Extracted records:
Start
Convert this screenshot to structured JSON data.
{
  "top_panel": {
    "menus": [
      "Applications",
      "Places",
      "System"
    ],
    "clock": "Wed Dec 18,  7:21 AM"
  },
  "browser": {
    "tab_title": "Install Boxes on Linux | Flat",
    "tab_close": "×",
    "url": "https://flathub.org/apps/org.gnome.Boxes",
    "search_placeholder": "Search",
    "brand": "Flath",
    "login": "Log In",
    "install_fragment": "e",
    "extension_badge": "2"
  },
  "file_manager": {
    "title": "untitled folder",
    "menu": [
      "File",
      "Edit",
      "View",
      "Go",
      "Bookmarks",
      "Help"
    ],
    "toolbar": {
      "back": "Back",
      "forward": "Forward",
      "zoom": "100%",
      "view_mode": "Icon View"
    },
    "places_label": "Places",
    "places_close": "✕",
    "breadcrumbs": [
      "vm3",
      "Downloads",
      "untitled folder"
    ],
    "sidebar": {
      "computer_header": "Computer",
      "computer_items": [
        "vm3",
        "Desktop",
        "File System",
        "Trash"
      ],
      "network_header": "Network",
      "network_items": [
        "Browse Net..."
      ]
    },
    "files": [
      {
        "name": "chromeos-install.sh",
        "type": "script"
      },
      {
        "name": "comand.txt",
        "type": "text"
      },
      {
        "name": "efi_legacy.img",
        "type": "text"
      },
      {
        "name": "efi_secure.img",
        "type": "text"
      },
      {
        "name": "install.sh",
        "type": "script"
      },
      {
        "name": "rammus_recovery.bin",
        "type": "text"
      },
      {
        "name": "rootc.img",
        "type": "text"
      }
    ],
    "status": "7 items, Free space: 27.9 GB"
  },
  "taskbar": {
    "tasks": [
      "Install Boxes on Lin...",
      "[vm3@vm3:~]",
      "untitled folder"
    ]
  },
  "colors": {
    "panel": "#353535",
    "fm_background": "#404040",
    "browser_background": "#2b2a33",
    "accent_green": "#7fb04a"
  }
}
End
### EXERCISE REQUIREMENTS
Write the whole listing out again. Keep every line exactly as it is.

### EXERCISE OUTPUT
Convert this screenshot to structured JSON data.
{
  "top_panel": {
    "menus": [
      "Applications",
      "Places",
      "System"
    ],
    "clock": "Wed Dec 18,  7:21 AM"
  },
  "browser": {
    "tab_title": "Install Boxes on Linux | Flat",
    "tab_close": "×",
    "url": "https://flathub.org/apps/org.gnome.Boxes",
    "search_placeholder": "Search",
    "brand": "Flath",
    "login": "Log In",
    "install_fragment": "e",
    "extension_badge": "2"
  },
  "file_manager": {
    "title": "untitled folder",
    "menu": [
      "File",
      "Edit",
      "View",
      "Go",
      "Bookmarks",
      "Help"
    ],
    "toolbar": {
      "back": "Back",
      "forward": "Forward",
      "zoom": "100%",
      "view_mode": "Icon View"
    },
    "places_label": "Places",
    "places_close": "✕",
    "breadcrumbs": [
      "vm3",
      "Downloads",
      "untitled folder"
    ],
    "sidebar": {
      "computer_header": "Computer",
      "computer_items": [
        "vm3",
        "Desktop",
        "File System",
        "Trash"
      ],
      "network_header": "Network",
      "network_items": [
        "Browse Net..."
      ]
    },
    "files": [
      {
        "name": "chromeos-install.sh",
        "type": "script"
      },
      {
        "name": "comand.txt",
        "type": "text"
      },
      {
        "name": "efi_legacy.img",
        "type": "text"
      },
      {
        "name": "efi_secure.img",
        "type": "text"
      },
      {
        "name": "install.sh",
        "type": "script"
      },
      {
        "name": "rammus_recovery.bin",
        "type": "text"
      },
      {
        "name": "rootc.img",
        "type": "text"
      }
    ],
    "status": "7 items, Free space: 27.9 GB"
  },
  "taskbar": {
    "tasks": [
      "Install Boxes on Lin...",
      "[vm3@vm3:~]",
      "untitled folder"
    ]
  },
  "colors": {
    "panel": "#353535",
    "fm_background": "#404040",
    "browser_background": "#2b2a33",
    "accent_green": "#7fb04a"
  }
}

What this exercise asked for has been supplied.